— Start of Provided records —

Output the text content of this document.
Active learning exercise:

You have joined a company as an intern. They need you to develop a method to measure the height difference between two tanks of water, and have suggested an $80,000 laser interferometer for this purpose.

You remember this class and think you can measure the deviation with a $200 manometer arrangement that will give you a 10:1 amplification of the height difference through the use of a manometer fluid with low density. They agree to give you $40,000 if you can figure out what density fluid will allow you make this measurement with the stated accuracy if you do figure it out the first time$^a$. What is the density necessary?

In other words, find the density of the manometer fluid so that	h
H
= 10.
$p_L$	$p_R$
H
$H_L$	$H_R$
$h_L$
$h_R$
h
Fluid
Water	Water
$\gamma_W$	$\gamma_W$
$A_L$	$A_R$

— End of Provided records —
— Start of Provided records —

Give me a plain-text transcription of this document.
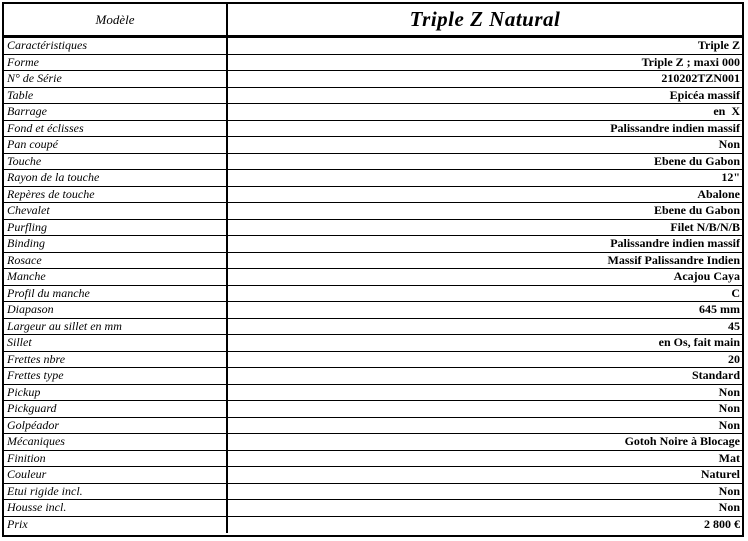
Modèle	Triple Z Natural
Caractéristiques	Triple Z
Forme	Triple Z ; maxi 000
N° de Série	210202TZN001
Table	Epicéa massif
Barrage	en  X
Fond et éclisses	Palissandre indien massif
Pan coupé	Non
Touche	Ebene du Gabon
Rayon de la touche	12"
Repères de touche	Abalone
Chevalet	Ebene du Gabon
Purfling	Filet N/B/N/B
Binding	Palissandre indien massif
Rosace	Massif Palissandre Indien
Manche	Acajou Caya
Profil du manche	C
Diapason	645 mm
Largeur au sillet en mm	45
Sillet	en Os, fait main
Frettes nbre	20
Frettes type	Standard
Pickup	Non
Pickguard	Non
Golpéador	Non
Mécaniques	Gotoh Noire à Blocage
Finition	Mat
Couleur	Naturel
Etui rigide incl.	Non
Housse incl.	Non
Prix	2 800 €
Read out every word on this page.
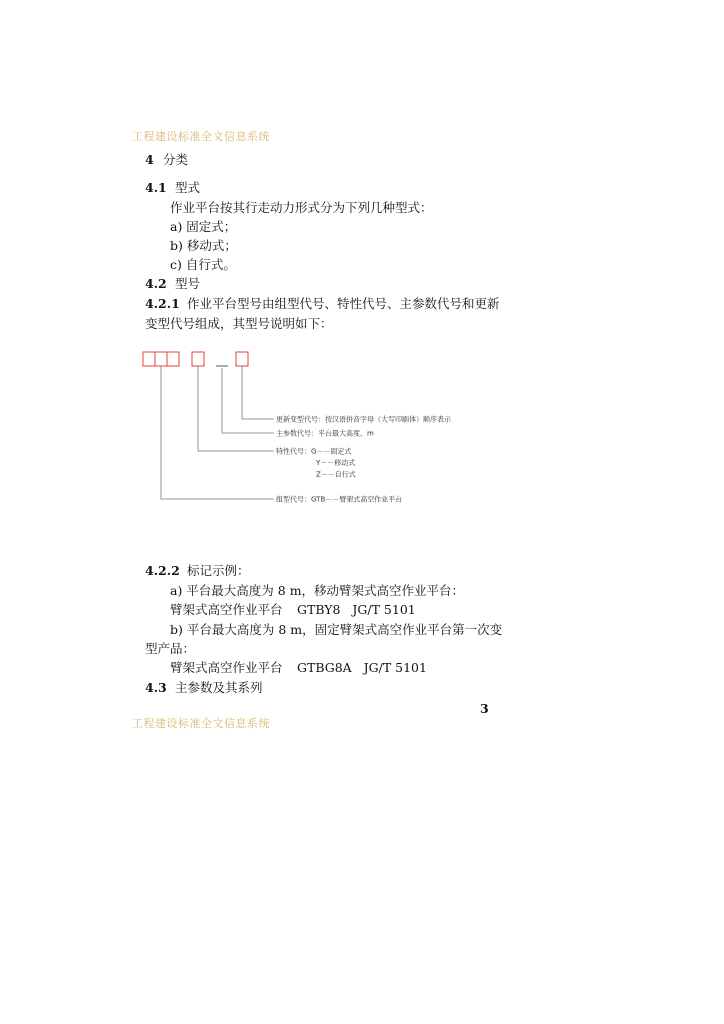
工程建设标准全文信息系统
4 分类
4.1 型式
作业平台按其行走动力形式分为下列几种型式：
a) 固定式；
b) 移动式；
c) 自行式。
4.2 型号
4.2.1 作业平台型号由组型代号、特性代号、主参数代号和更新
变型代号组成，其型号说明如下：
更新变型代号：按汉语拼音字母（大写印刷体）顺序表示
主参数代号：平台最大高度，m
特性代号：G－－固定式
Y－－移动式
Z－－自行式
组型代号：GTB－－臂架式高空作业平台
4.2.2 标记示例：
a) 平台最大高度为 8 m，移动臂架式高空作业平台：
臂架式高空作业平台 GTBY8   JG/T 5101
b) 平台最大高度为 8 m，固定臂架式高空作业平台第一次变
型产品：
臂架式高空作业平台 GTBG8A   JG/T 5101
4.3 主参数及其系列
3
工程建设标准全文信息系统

— End of Provided records —

■ **Challenge**: What is the number of lines in the data holding the word "incl"? Reply with that number only.

■ **Complete output**: 2